**YOUR INSTRUCTIONS**:
Pull every "等期刊发表论文" line out of the data below.

**RECORD LIST**:
>>>>
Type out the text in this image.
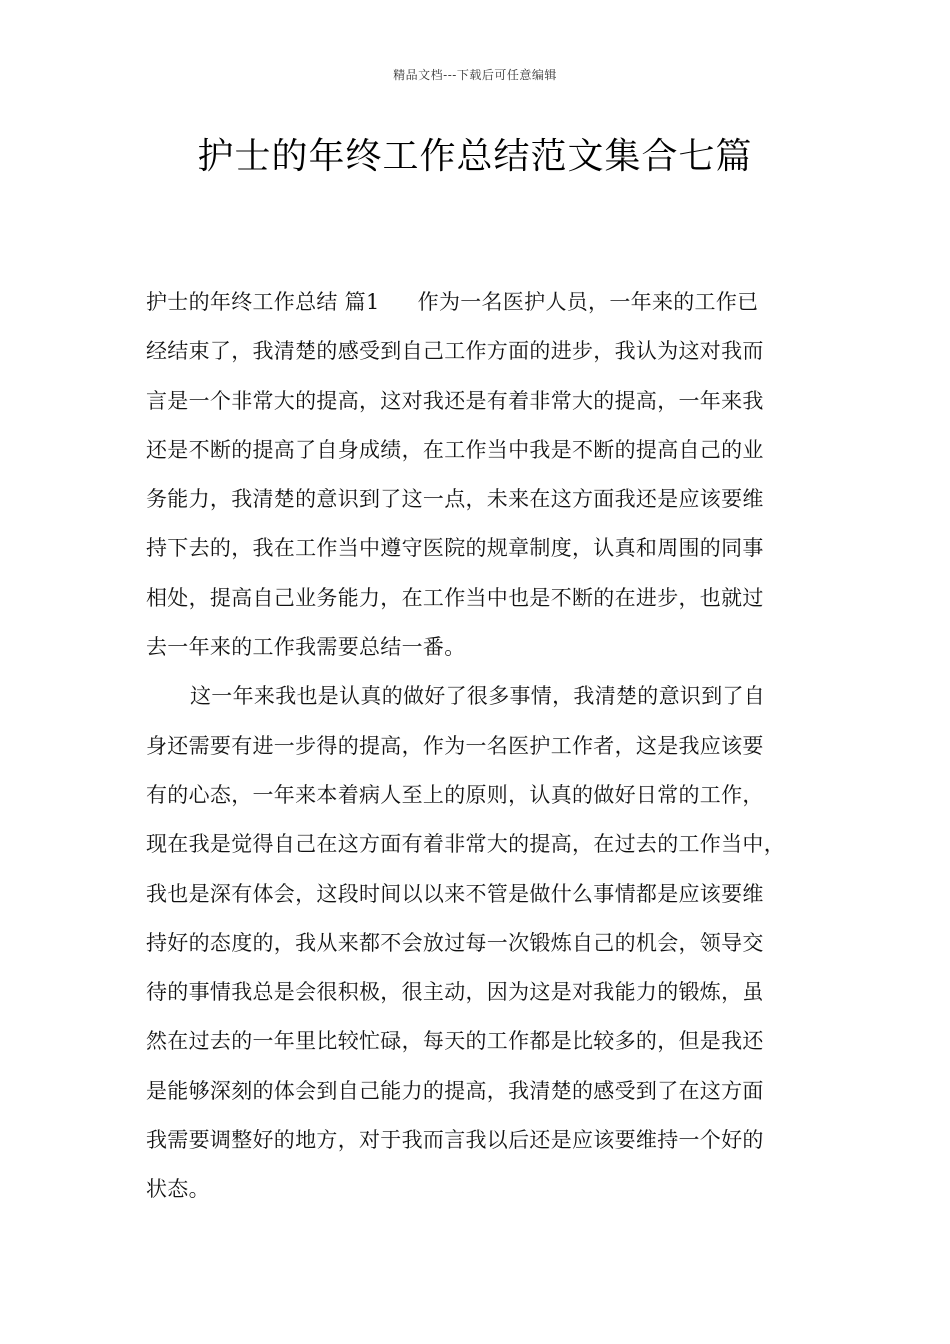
精品文档---下载后可任意编辑
护士的年终工作总结范文集合七篇
护士的年终工作总结 篇1 作为一名医护人员，一年来的工作已
经结束了，我清楚的感受到自己工作方面的进步，我认为这对我而
言是一个非常大的提高，这对我还是有着非常大的提高，一年来我
还是不断的提高了自身成绩，在工作当中我是不断的提高自己的业
务能力，我清楚的意识到了这一点，未来在这方面我还是应该要维
持下去的，我在工作当中遵守医院的规章制度，认真和周围的同事
相处，提高自己业务能力，在工作当中也是不断的在进步，也就过
去一年来的工作我需要总结一番。
这一年来我也是认真的做好了很多事情，我清楚的意识到了自
身还需要有进一步得的提高，作为一名医护工作者，这是我应该要
有的心态，一年来本着病人至上的原则，认真的做好日常的工作，
现在我是觉得自己在这方面有着非常大的提高，在过去的工作当中，
我也是深有体会，这段时间以以来不管是做什么事情都是应该要维
持好的态度的，我从来都不会放过每一次锻炼自己的机会，领导交
待的事情我总是会很积极，很主动，因为这是对我能力的锻炼，虽
然在过去的一年里比较忙碌，每天的工作都是比较多的，但是我还
是能够深刻的体会到自己能力的提高，我清楚的感受到了在这方面
我需要调整好的地方，对于我而言我以后还是应该要维持一个好的
状态。
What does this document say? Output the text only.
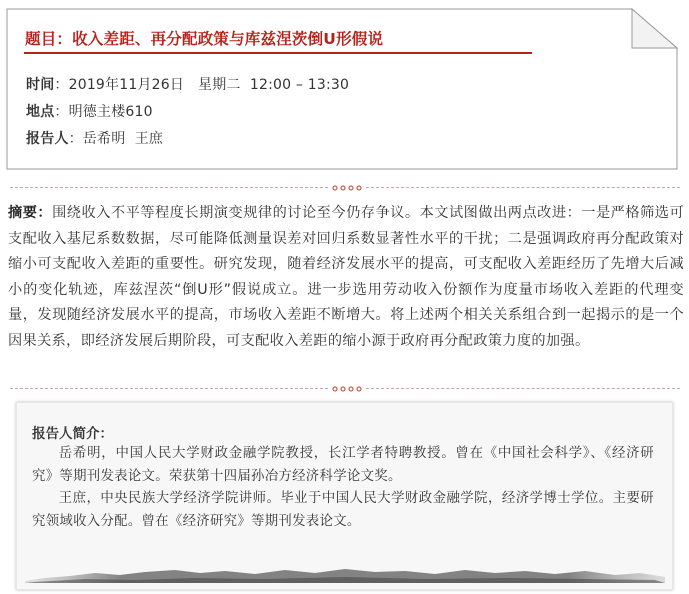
题目：收入差距、再分配政策与库兹涅茨倒U形假说
时间：2019年11月26日   星期二  12:00 – 13:30
地点：明德主楼610
报告人：岳希明  王庶
摘要：围绕收入不平等程度长期演变规律的讨论至今仍存争议。本文试图做出两点改进：一是严格筛选可支配收入基尼系数数据，尽可能降低测量误差对回归系数显著性水平的干扰；二是强调政府再分配政策对缩小可支配收入差距的重要性。研究发现，随着经济发展水平的提高，可支配收入差距经历了先增大后减小的变化轨迹，库兹涅茨“倒U形”假说成立。进一步选用劳动收入份额作为度量市场收入差距的代理变量，发现随经济发展水平的提高，市场收入差距不断增大。将上述两个相关关系组合到一起揭示的是一个因果关系，即经济发展后期阶段，可支配收入差距的缩小源于政府再分配政策力度的加强。
报告人简介：

岳希明，中国人民大学财政金融学院教授，长江学者特聘教授。曾在《中国社会科学》、《经济研究》等期刊发表论文。荣获第十四届孙冶方经济科学论文奖。

王庶，中央民族大学经济学院讲师。毕业于中国人民大学财政金融学院，经济学博士学位。主要研究领域收入分配。曾在《经济研究》等期刊发表论文。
<<<<
**EXERCISE RESPONSE**:
岳希明，中国人民大学财政金融学院教授，长江学者特聘教授。曾在《中国社会科学》、《经济研究》等期刊发表论文。荣获第十四届孙冶方经济科学论文奖。
王庶，中央民族大学经济学院讲师。毕业于中国人民大学财政金融学院，经济学博士学位。主要研究领域收入分配。曾在《经济研究》等期刊发表论文。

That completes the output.